Work instructions: From top to bottom, return the listing exactly as it appears, omitting its images.
-- Given entries follows --
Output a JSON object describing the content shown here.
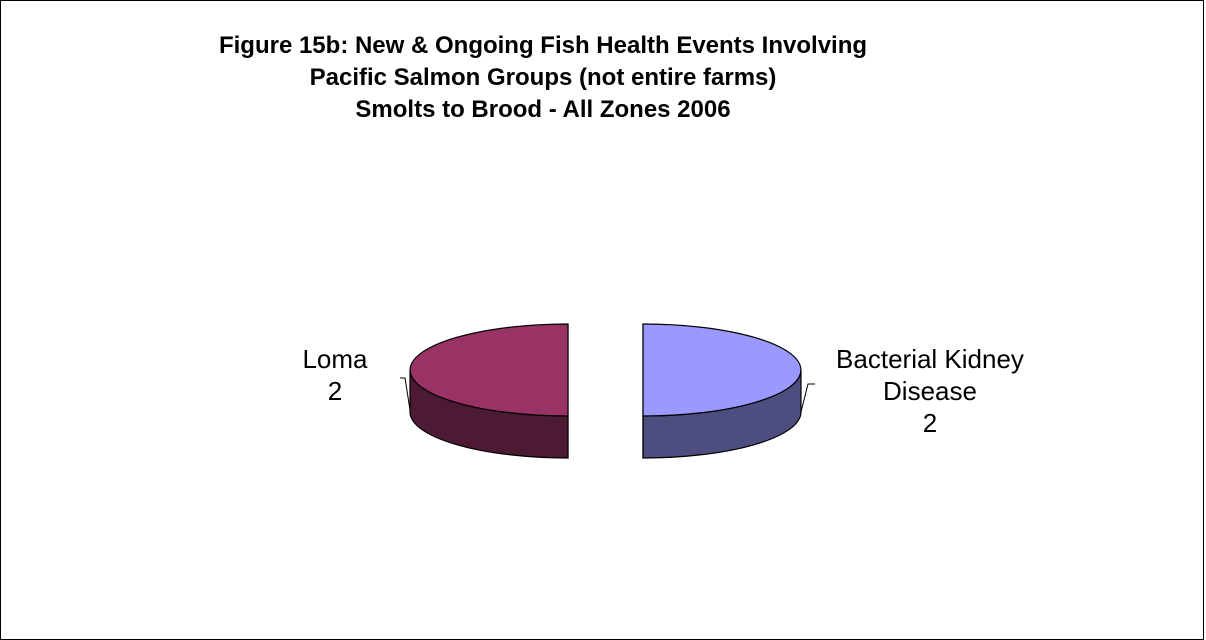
{
  "chart_data": {
    "type": "pie",
    "title_lines": [
      "Figure 15b: New & Ongoing Fish Health Events Involving",
      "Pacific Salmon Groups (not entire farms)",
      "Smolts to Brood - All Zones 2006"
    ],
    "slices": [
      {
        "label": "Loma",
        "value": 2,
        "color": "#993366"
      },
      {
        "label": "Bacterial Kidney Disease",
        "value": 2,
        "color": "#9999FF"
      }
    ],
    "label_lines": {
      "Loma": [
        "Loma",
        "2"
      ],
      "Bacterial Kidney Disease": [
        "Bacterial Kidney",
        "Disease",
        "2"
      ]
    },
    "style": "3d-exploded"
  }
}
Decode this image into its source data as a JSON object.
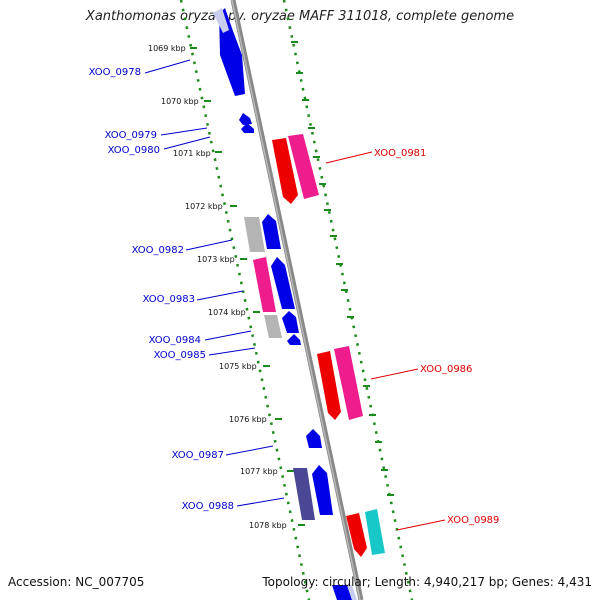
-- Given entries concluded --
Solution to this exercise:
Output a JSON object describing the content shown here.
{
  "chart_data": {
    "type": "pie",
    "title_lines": [
      "Figure 15b: New & Ongoing Fish Health Events Involving",
      "Pacific Salmon Groups (not entire farms)",
      "Smolts to Brood - All Zones 2006"
    ],
    "slices": [
      {
        "label": "Loma",
        "value": 2,
        "color": "#993366"
      },
      {
        "label": "Bacterial Kidney Disease",
        "value": 2,
        "color": "#9999FF"
      }
    ],
    "label_lines": {
      "Loma": [
        "Loma",
        "2"
      ],
      "Bacterial Kidney Disease": [
        "Bacterial Kidney",
        "Disease",
        "2"
      ]
    },
    "style": "3d-exploded"
  }
}
Decode this image into its source data as a JSON object.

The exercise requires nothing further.